Objective: Return the lines where the word "selaku" occurs.

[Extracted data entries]
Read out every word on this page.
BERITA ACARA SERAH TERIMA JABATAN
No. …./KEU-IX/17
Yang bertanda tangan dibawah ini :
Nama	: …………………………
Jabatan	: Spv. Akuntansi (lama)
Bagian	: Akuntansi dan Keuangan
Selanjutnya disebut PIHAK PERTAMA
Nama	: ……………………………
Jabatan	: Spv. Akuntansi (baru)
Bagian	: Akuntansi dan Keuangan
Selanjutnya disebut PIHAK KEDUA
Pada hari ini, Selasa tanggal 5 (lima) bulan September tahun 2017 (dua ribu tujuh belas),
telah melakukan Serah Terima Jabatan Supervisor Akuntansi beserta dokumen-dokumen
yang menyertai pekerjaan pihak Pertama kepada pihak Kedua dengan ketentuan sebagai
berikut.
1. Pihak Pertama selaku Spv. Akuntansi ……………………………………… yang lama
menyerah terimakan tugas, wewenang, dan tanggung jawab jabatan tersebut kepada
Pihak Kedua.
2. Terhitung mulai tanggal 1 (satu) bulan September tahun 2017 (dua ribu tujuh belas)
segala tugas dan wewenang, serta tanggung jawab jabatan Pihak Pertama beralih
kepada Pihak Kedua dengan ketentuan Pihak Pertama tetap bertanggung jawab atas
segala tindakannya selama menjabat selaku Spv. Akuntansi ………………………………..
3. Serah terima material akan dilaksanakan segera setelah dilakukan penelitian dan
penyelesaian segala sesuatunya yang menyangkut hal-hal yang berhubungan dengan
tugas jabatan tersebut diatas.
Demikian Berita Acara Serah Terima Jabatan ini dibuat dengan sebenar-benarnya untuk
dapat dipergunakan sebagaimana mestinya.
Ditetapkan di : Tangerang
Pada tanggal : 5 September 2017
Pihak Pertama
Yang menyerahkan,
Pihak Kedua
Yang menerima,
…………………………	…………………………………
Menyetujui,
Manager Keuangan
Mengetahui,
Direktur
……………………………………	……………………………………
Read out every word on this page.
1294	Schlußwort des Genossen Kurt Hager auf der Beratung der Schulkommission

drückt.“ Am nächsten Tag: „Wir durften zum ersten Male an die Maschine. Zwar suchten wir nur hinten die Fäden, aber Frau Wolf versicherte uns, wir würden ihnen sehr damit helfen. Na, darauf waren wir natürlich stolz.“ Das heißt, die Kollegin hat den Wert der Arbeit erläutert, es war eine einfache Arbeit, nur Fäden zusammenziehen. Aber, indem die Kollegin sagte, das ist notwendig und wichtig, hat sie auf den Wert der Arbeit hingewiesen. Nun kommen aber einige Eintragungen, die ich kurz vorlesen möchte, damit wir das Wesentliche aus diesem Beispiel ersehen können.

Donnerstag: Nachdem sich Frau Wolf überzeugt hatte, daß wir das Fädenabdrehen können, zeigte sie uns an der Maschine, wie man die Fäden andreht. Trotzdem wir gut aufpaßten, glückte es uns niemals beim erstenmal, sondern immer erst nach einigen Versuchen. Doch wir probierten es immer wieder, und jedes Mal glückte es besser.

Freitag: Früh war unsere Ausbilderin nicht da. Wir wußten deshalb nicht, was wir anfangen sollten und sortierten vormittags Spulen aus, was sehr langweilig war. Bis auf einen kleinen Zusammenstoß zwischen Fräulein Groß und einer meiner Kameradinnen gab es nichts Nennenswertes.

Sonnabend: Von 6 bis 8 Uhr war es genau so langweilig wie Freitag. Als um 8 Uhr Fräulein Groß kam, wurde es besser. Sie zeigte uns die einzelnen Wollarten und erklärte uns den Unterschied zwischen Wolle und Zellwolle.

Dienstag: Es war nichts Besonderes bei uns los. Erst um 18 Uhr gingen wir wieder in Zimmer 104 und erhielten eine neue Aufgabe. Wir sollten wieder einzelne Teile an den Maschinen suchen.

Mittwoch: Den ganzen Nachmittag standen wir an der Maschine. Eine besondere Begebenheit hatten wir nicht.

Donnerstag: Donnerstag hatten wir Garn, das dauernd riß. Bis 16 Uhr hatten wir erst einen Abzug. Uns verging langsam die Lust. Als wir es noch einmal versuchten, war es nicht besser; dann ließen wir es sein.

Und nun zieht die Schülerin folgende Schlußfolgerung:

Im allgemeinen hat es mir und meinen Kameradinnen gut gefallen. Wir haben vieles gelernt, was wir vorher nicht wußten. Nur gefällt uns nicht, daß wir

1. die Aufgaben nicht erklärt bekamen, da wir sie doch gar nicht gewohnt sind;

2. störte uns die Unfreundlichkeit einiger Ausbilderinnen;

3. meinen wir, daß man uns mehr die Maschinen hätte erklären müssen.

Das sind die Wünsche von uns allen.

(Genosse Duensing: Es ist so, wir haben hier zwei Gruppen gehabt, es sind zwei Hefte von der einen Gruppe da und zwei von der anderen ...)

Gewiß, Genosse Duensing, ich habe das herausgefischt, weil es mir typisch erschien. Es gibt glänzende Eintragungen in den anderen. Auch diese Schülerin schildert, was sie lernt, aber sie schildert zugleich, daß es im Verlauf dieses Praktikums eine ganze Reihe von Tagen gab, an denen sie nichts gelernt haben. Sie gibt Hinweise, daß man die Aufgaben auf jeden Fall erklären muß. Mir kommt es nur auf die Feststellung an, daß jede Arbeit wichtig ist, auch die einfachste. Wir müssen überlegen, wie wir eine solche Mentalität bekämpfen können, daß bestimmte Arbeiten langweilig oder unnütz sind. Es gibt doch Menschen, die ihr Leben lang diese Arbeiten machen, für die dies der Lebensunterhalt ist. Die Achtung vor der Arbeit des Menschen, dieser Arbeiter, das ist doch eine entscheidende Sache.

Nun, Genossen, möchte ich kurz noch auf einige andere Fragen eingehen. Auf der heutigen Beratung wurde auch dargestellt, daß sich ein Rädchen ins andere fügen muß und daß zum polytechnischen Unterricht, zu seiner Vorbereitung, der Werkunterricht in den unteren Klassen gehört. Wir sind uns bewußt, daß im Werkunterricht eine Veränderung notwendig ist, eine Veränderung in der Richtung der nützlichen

Full answer:
1. Pihak Pertama selaku Spv. Akuntansi ……………………………………… yang lama
segala tindakannya selama menjabat selaku Spv. Akuntansi ………………………………..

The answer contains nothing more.